Supplied information =>

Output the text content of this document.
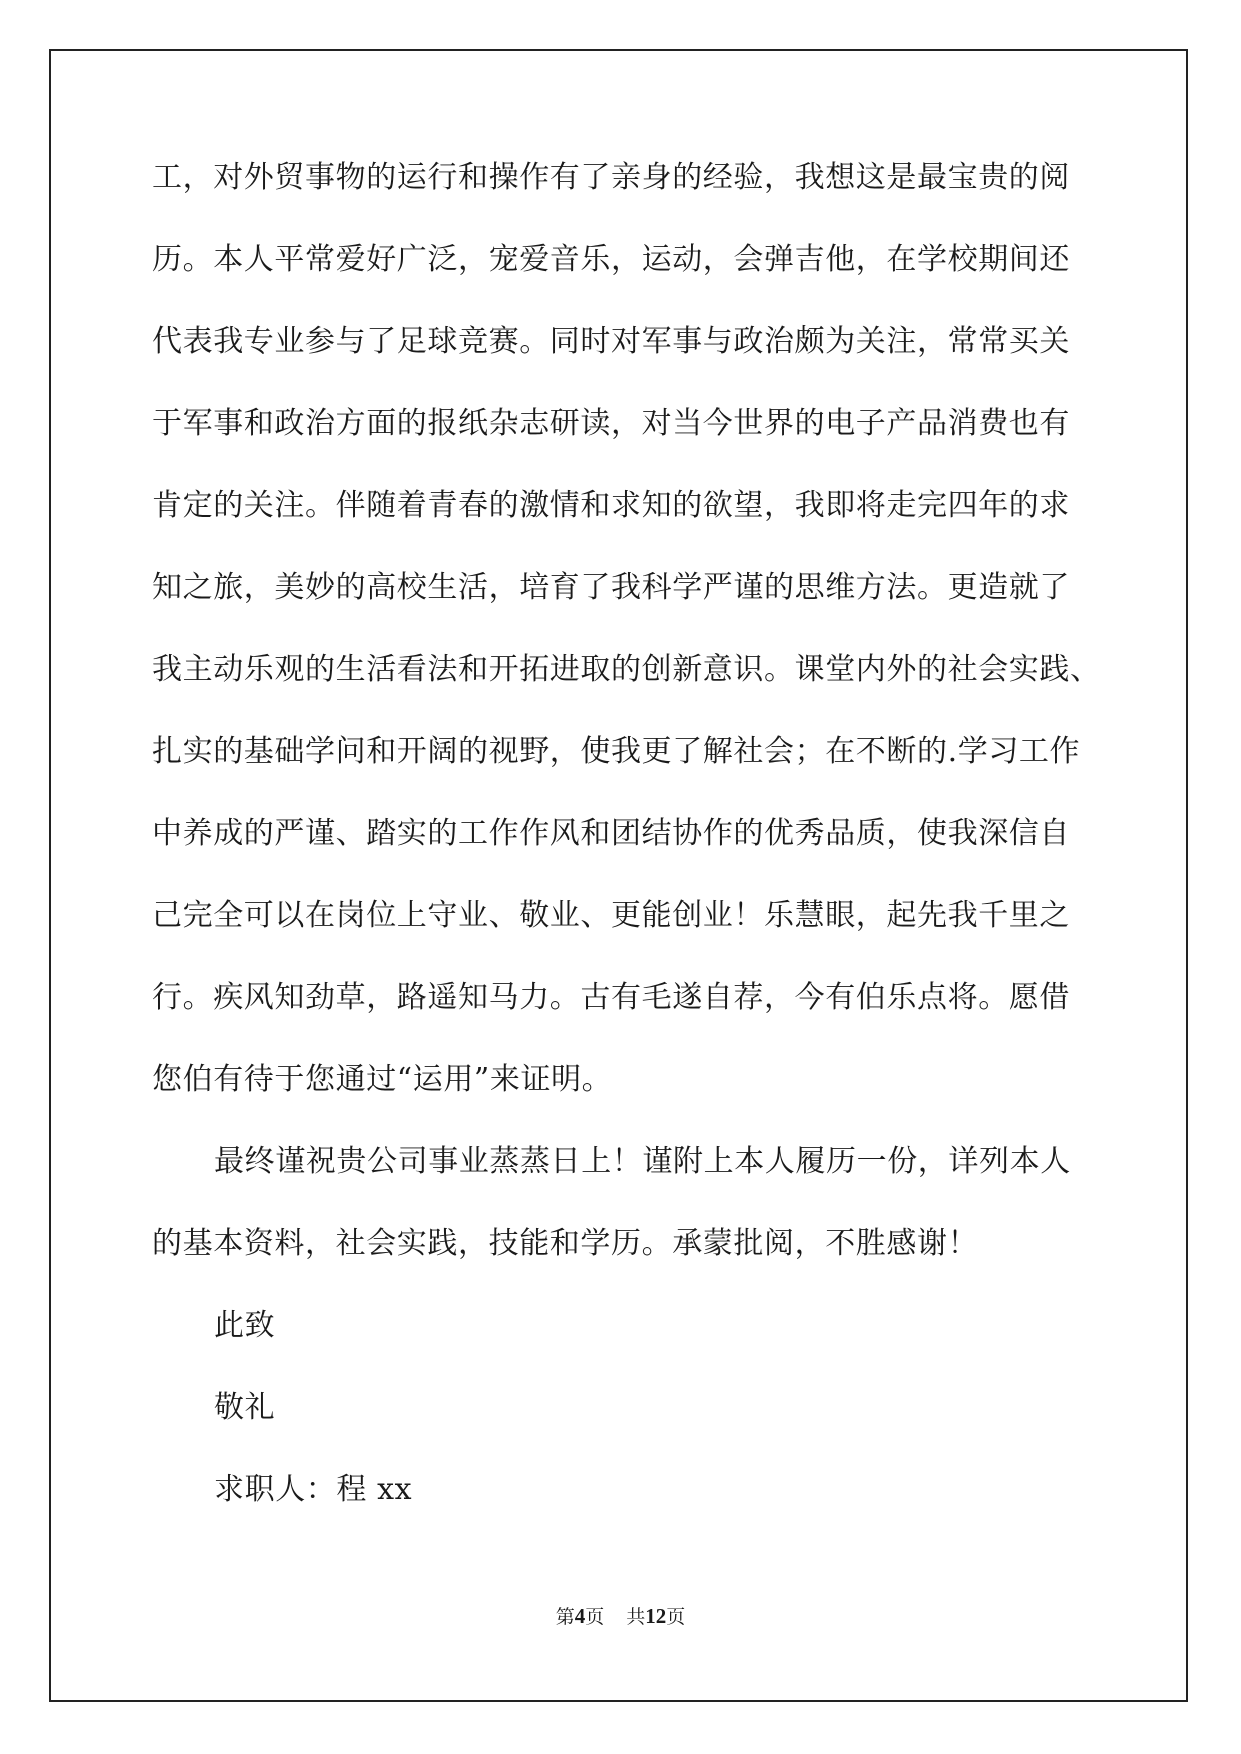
工，对外贸事物的运行和操作有了亲身的经验，我想这是最宝贵的阅
历。本人平常爱好广泛，宠爱音乐，运动，会弹吉他，在学校期间还
代表我专业参与了足球竞赛。同时对军事与政治颇为关注，常常买关
于军事和政治方面的报纸杂志研读，对当今世界的电子产品消费也有
肯定的关注。伴随着青春的激情和求知的欲望，我即将走完四年的求
知之旅，美妙的高校生活，培育了我科学严谨的思维方法。更造就了
我主动乐观的生活看法和开拓进取的创新意识。课堂内外的社会实践、
扎实的基础学问和开阔的视野，使我更了解社会；在不断的.学习工作
中养成的严谨、踏实的工作作风和团结协作的优秀品质，使我深信自
己完全可以在岗位上守业、敬业、更能创业！乐慧眼，起先我千里之
行。疾风知劲草，路遥知马力。古有毛遂自荐，今有伯乐点将。愿借
您伯有待于您通过“运用”来证明。
最终谨祝贵公司事业蒸蒸日上！谨附上本人履历一份，详列本人
的基本资料，社会实践，技能和学历。承蒙批阅，不胜感谢！
此致
敬礼
求职人：程 xx
第4页 共12页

The exercise => Go through the entries above and output them exactly, without pictures.

Answer in full =>
Output the text content of this document.
工，对外贸事物的运行和操作有了亲身的经验，我想这是最宝贵的阅
历。本人平常爱好广泛，宠爱音乐，运动，会弹吉他，在学校期间还
代表我专业参与了足球竞赛。同时对军事与政治颇为关注，常常买关
于军事和政治方面的报纸杂志研读，对当今世界的电子产品消费也有
肯定的关注。伴随着青春的激情和求知的欲望，我即将走完四年的求
知之旅，美妙的高校生活，培育了我科学严谨的思维方法。更造就了
我主动乐观的生活看法和开拓进取的创新意识。课堂内外的社会实践、
扎实的基础学问和开阔的视野，使我更了解社会；在不断的.学习工作
中养成的严谨、踏实的工作作风和团结协作的优秀品质，使我深信自
己完全可以在岗位上守业、敬业、更能创业！乐慧眼，起先我千里之
行。疾风知劲草，路遥知马力。古有毛遂自荐，今有伯乐点将。愿借
您伯有待于您通过“运用”来证明。
最终谨祝贵公司事业蒸蒸日上！谨附上本人履历一份，详列本人
的基本资料，社会实践，技能和学历。承蒙批阅，不胜感谢！
此致
敬礼
求职人：程 xx
第4页 共12页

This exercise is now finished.